SOURCE MATERIAL:
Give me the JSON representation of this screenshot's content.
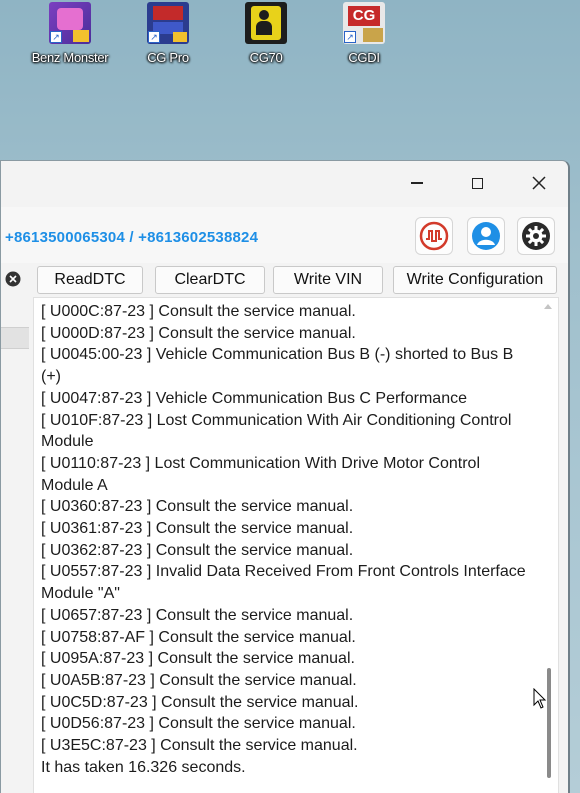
{
  "desktop": {
    "icons": [
      {
        "label": "Benz Monster",
        "icon": "benz-monster-app-icon"
      },
      {
        "label": "CG Pro",
        "icon": "cg-pro-app-icon"
      },
      {
        "label": "CG70",
        "icon": "cg70-app-icon"
      },
      {
        "label": "CGDI",
        "icon": "cgdi-app-icon"
      }
    ]
  },
  "window": {
    "controls": {
      "minimize": "minimize-icon",
      "maximize": "maximize-icon",
      "close": "close-icon"
    },
    "contact": "+8613500065304 / +8613602538824",
    "toolbar_icons": [
      "oscilloscope-icon",
      "user-account-icon",
      "settings-gear-icon"
    ],
    "buttons": {
      "read_dtc": "ReadDTC",
      "clear_dtc": "ClearDTC",
      "write_vin": "Write VIN",
      "write_config": "Write Configuration"
    },
    "log": [
      "[ U000C:87-23 ]  Consult the service manual.",
      "[ U000D:87-23 ]  Consult the service manual.",
      "[ U0045:00-23 ]  Vehicle Communication Bus B (-) shorted to Bus B (+)",
      "[ U0047:87-23 ]  Vehicle Communication Bus C Performance",
      "[ U010F:87-23 ]  Lost Communication With Air Conditioning Control Module",
      "[ U0110:87-23 ]  Lost Communication With Drive Motor Control Module A",
      "[ U0360:87-23 ]  Consult the service manual.",
      "[ U0361:87-23 ]  Consult the service manual.",
      "[ U0362:87-23 ]  Consult the service manual.",
      "[ U0557:87-23 ]  Invalid Data Received From Front Controls Interface Module \"A\"",
      "[ U0657:87-23 ]  Consult the service manual.",
      "[ U0758:87-AF ]  Consult the service manual.",
      "[ U095A:87-23 ]  Consult the service manual.",
      "[ U0A5B:87-23 ]  Consult the service manual.",
      "[ U0C5D:87-23 ]  Consult the service manual.",
      "[ U0D56:87-23 ]  Consult the service manual.",
      "[ U3E5C:87-23 ]  Consult the service manual.",
      "It has taken 16.326 seconds."
    ],
    "colors": {
      "contact": "#1e8fe6",
      "toolbar_red": "#d23a2a",
      "toolbar_blue": "#1f8fe5",
      "toolbar_dark": "#2a2a2a"
    }
  }
}
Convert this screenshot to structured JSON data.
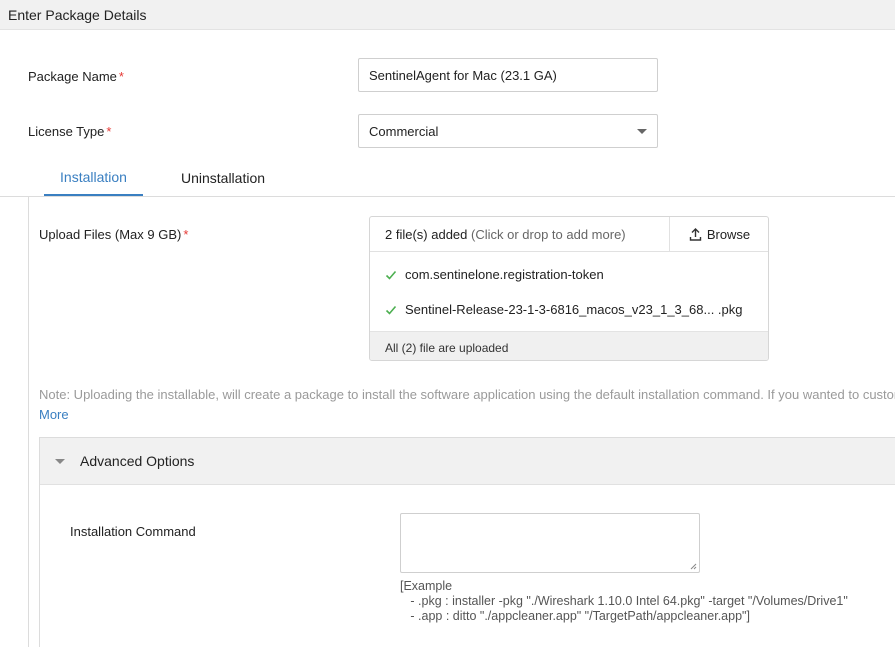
{
  "header": {
    "title": "Enter Package Details"
  },
  "form": {
    "package_name": {
      "label": "Package Name",
      "required_mark": "*",
      "value": "SentinelAgent for Mac (23.1 GA)"
    },
    "license_type": {
      "label": "License Type",
      "required_mark": "*",
      "selected": "Commercial"
    }
  },
  "tabs": [
    {
      "label": "Installation",
      "active": true
    },
    {
      "label": "Uninstallation",
      "active": false
    }
  ],
  "upload": {
    "label": "Upload Files (Max 9 GB)",
    "required_mark": "*",
    "added_text": "2 file(s) added",
    "hint_text": "(Click or drop to add more)",
    "browse_label": "Browse",
    "files": [
      {
        "name": "com.sentinelone.registration-token"
      },
      {
        "name": "Sentinel-Release-23-1-3-6816_macos_v23_1_3_68... .pkg"
      }
    ],
    "status": "All (2) file are uploaded",
    "check_color": "#4caf50"
  },
  "note": {
    "text": "Note: Uploading the installable, will create a package to install the software application using the default installation command. If you wanted to customiz",
    "more_label": "More"
  },
  "advanced": {
    "title": "Advanced Options",
    "installation_command": {
      "label": "Installation Command",
      "value": ""
    },
    "example_text": "[Example\n   - .pkg : installer -pkg \"./Wireshark 1.10.0 Intel 64.pkg\" -target \"/Volumes/Drive1\"\n   - .app : ditto \"./appcleaner.app\" \"/TargetPath/appcleaner.app\"]"
  },
  "colors": {
    "accent": "#3a7fc1",
    "required": "#e53935"
  }
}
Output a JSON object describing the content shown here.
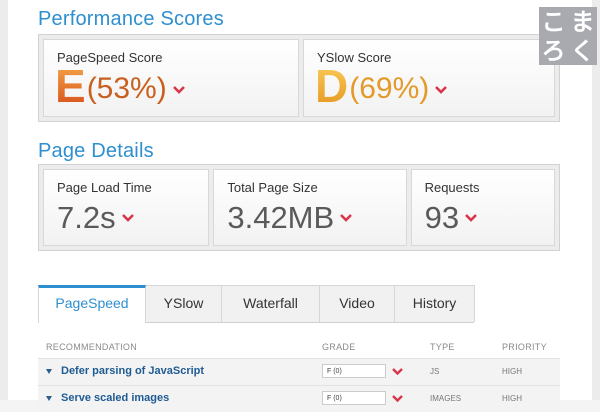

TASK DIRECTIONS:
Copy all the data exactly as written, but skip any picture.

FINAL ANSWER:
Give me the JSON representation of this screenshot's content.
{
  "desktop": {
    "icons": [
      {
        "label": "Benz Monster",
        "icon": "benz-monster-app-icon"
      },
      {
        "label": "CG Pro",
        "icon": "cg-pro-app-icon"
      },
      {
        "label": "CG70",
        "icon": "cg70-app-icon"
      },
      {
        "label": "CGDI",
        "icon": "cgdi-app-icon"
      }
    ]
  },
  "window": {
    "controls": {
      "minimize": "minimize-icon",
      "maximize": "maximize-icon",
      "close": "close-icon"
    },
    "contact": "+8613500065304 / +8613602538824",
    "toolbar_icons": [
      "oscilloscope-icon",
      "user-account-icon",
      "settings-gear-icon"
    ],
    "buttons": {
      "read_dtc": "ReadDTC",
      "clear_dtc": "ClearDTC",
      "write_vin": "Write VIN",
      "write_config": "Write Configuration"
    },
    "log": [
      "[ U000C:87-23 ]  Consult the service manual.",
      "[ U000D:87-23 ]  Consult the service manual.",
      "[ U0045:00-23 ]  Vehicle Communication Bus B (-) shorted to Bus B (+)",
      "[ U0047:87-23 ]  Vehicle Communication Bus C Performance",
      "[ U010F:87-23 ]  Lost Communication With Air Conditioning Control Module",
      "[ U0110:87-23 ]  Lost Communication With Drive Motor Control Module A",
      "[ U0360:87-23 ]  Consult the service manual.",
      "[ U0361:87-23 ]  Consult the service manual.",
      "[ U0362:87-23 ]  Consult the service manual.",
      "[ U0557:87-23 ]  Invalid Data Received From Front Controls Interface Module \"A\"",
      "[ U0657:87-23 ]  Consult the service manual.",
      "[ U0758:87-AF ]  Consult the service manual.",
      "[ U095A:87-23 ]  Consult the service manual.",
      "[ U0A5B:87-23 ]  Consult the service manual.",
      "[ U0C5D:87-23 ]  Consult the service manual.",
      "[ U0D56:87-23 ]  Consult the service manual.",
      "[ U3E5C:87-23 ]  Consult the service manual.",
      "It has taken 16.326 seconds."
    ],
    "colors": {
      "contact": "#1e8fe6",
      "toolbar_red": "#d23a2a",
      "toolbar_blue": "#1f8fe5",
      "toolbar_dark": "#2a2a2a"
    }
  }
}
Convert this screenshot to structured JSON data.
{
  "header": {
    "title": "Enter Package Details"
  },
  "form": {
    "package_name": {
      "label": "Package Name",
      "required_mark": "*",
      "value": "SentinelAgent for Mac (23.1 GA)"
    },
    "license_type": {
      "label": "License Type",
      "required_mark": "*",
      "selected": "Commercial"
    }
  },
  "tabs": [
    {
      "label": "Installation",
      "active": true
    },
    {
      "label": "Uninstallation",
      "active": false
    }
  ],
  "upload": {
    "label": "Upload Files (Max 9 GB)",
    "required_mark": "*",
    "added_text": "2 file(s) added",
    "hint_text": "(Click or drop to add more)",
    "browse_label": "Browse",
    "files": [
      {
        "name": "com.sentinelone.registration-token"
      },
      {
        "name": "Sentinel-Release-23-1-3-6816_macos_v23_1_3_68... .pkg"
      }
    ],
    "status": "All (2) file are uploaded",
    "check_color": "#4caf50"
  },
  "note": {
    "text": "Note: Uploading the installable, will create a package to install the software application using the default installation command. If you wanted to customiz",
    "more_label": "More"
  },
  "advanced": {
    "title": "Advanced Options",
    "installation_command": {
      "label": "Installation Command",
      "value": ""
    },
    "example_text": "[Example\n   - .pkg : installer -pkg \"./Wireshark 1.10.0 Intel 64.pkg\" -target \"/Volumes/Drive1\"\n   - .app : ditto \"./appcleaner.app\" \"/TargetPath/appcleaner.app\"]"
  },
  "colors": {
    "accent": "#3a7fc1",
    "required": "#e53935"
  }
}
Output a JSON object describing the content shown here.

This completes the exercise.